**Task to carry out:** Write out every line of text in the records below as a JSON list of strings, one string per line, with blank lines omitted. Leave the pictures out of the answer.

**Data records:**
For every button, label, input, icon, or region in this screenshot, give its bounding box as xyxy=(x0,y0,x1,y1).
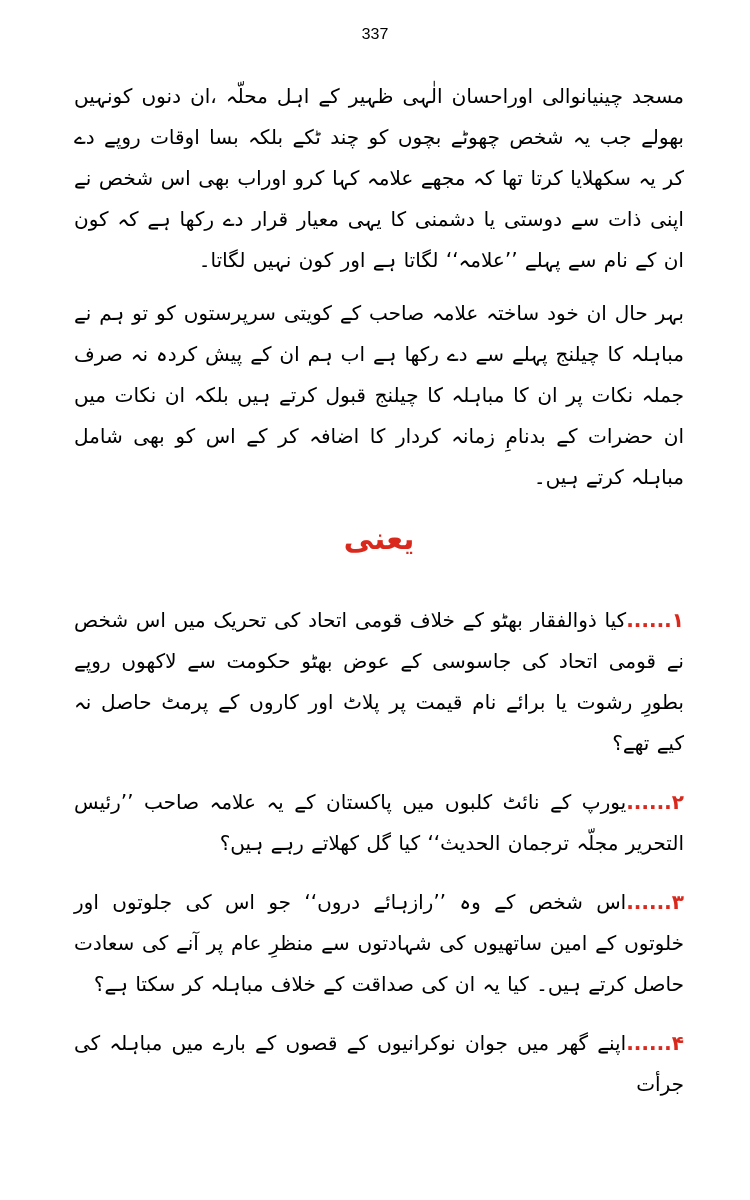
item-number: ۱...... xyxy=(626,608,684,632)
item-text: یورپ کے نائٹ کلبوں میں پاکستان کے یہ علامہ صاحب ’’رئیس التحریر مجلّہ ترجمان الحدیث‘‘ کیا گل کھلاتے رہے ہیں؟ xyxy=(74,790,684,855)
item-text: اس شخص کے وہ ’’رازہائے دروں‘‘ جو اس کی جلوتوں اور خلوتوں کے امین ساتھیوں کی شہادتوں سے منظرِ عام پر آنے کی سعادت حاصل کرتے ہیں۔ کیا یہ ان کی صداقت کے خلاف مباہلہ کر سکتا ہے؟ xyxy=(74,890,684,996)
item-number: ۴...... xyxy=(626,1031,684,1055)
list-item-4 xyxy=(74,1023,684,1105)
item-number: ۳...... xyxy=(626,890,684,914)
item-text: کیا ذوالفقار بھٹو کے خلاف قومی اتحاد کی تحریک میں اس شخص نے قومی اتحاد کی جاسوسی کے عوض بھٹو حکومت سے لاکھوں روپے بطورِ رشوت یا برائے نام قیمت پر پلاٹ اور کاروں کے پرمٹ حاصل نہ کیے تھے؟ xyxy=(74,608,684,755)
intro-paragraph-1: مسجد چینیانوالی اوراحسان الٰہی ظہیر کے اہل محلّہ ،ان دنوں کونہیں بھولے جب یہ شخص چھوٹے بچوں کو چند ٹکے بلکہ بسا اوقات روپے دے کر یہ سکھلایا کرتا تھا کہ مجھے علامہ کہا کرو اوراب بھی اس شخص نے اپنی ذات سے دوستی یا دشمنی کا یہی معیار قرار دے رکھا ہے کہ کون ان کے نام سے پہلے ’’علامہ‘‘ لگاتا ہے اور کون نہیں لگاتا۔ xyxy=(74,84,684,272)
section-heading: یعنی xyxy=(343,522,415,557)
item-text: اپنے گھر میں جوان نوکرانیوں کے قصوں کے بارے میں مباہلہ کی جرأت xyxy=(74,1031,684,1096)
list-item-3 xyxy=(74,882,684,1005)
list-item-1 xyxy=(74,600,684,764)
page-body xyxy=(74,76,684,1123)
item-number: ۲...... xyxy=(626,790,684,814)
page-number: 337 xyxy=(361,26,389,43)
list-item-2 xyxy=(74,782,684,864)
intro-paragraph-2: بہر حال ان خود ساختہ علامہ صاحب کے کویتی سرپرستوں کو تو ہم نے مباہلہ کا چیلنج پہلے سے دے رکھا ہے اب ہم ان کے پیش کردہ نہ صرف جملہ نکات پر ان کا مباہلہ کا چیلنج قبول کرتے ہیں بلکہ ان نکات میں ان حضرات کے بدنامِ زمانہ کردار کا اضافہ کر کے اس کو بھی شامل مباہلہ کرتے ہیں۔ xyxy=(74,301,684,489)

**Solution to this task:**
[
  "For every button, label, input, icon, or region in this screenshot, give its bounding box as xyxy=(x0,y0,x1,y1).",
  "item-number: ۱...... xyxy=(626,608,684,632)",
  "item-text: یورپ کے نائٹ کلبوں میں پاکستان کے یہ علامہ صاحب ’’رئیس التحریر مجلّہ ترجمان الحدیث‘‘ کیا گل کھلاتے رہے ہیں؟ xyxy=(74,790,684,855)",
  "item-text: اس شخص کے وہ ’’رازہائے دروں‘‘ جو اس کی جلوتوں اور خلوتوں کے امین ساتھیوں کی شہادتوں سے منظرِ عام پر آنے کی سعادت حاصل کرتے ہیں۔ کیا یہ ان کی صداقت کے خلاف مباہلہ کر سکتا ہے؟ xyxy=(74,890,684,996)",
  "item-number: ۴...... xyxy=(626,1031,684,1055)",
  "list-item-4 xyxy=(74,1023,684,1105)",
  "item-number: ۳...... xyxy=(626,890,684,914)",
  "item-text: کیا ذوالفقار بھٹو کے خلاف قومی اتحاد کی تحریک میں اس شخص نے قومی اتحاد کی جاسوسی کے عوض بھٹو حکومت سے لاکھوں روپے بطورِ رشوت یا برائے نام قیمت پر پلاٹ اور کاروں کے پرمٹ حاصل نہ کیے تھے؟ xyxy=(74,608,684,755)",
  "intro-paragraph-1: مسجد چینیانوالی اوراحسان الٰہی ظہیر کے اہل محلّہ ،ان دنوں کونہیں بھولے جب یہ شخص چھوٹے بچوں کو چند ٹکے بلکہ بسا اوقات روپے دے کر یہ سکھلایا کرتا تھا کہ مجھے علامہ کہا کرو اوراب بھی اس شخص نے اپنی ذات سے دوستی یا دشمنی کا یہی معیار قرار دے رکھا ہے کہ کون ان کے نام سے پہلے ’’علامہ‘‘ لگاتا ہے اور کون نہیں لگاتا۔ xyxy=(74,84,684,272)",
  "section-heading: یعنی xyxy=(343,522,415,557)",
  "item-text: اپنے گھر میں جوان نوکرانیوں کے قصوں کے بارے میں مباہلہ کی جرأت xyxy=(74,1031,684,1096)",
  "list-item-3 xyxy=(74,882,684,1005)",
  "list-item-1 xyxy=(74,600,684,764)",
  "page-body xyxy=(74,76,684,1123)",
  "item-number: ۲...... xyxy=(626,790,684,814)",
  "page-number: 337 xyxy=(361,26,389,43)",
  "list-item-2 xyxy=(74,782,684,864)",
  "intro-paragraph-2: بہر حال ان خود ساختہ علامہ صاحب کے کویتی سرپرستوں کو تو ہم نے مباہلہ کا چیلنج پہلے سے دے رکھا ہے اب ہم ان کے پیش کردہ نہ صرف جملہ نکات پر ان کا مباہلہ کا چیلنج قبول کرتے ہیں بلکہ ان نکات میں ان حضرات کے بدنامِ زمانہ کردار کا اضافہ کر کے اس کو بھی شامل مباہلہ کرتے ہیں۔ xyxy=(74,301,684,489)"
]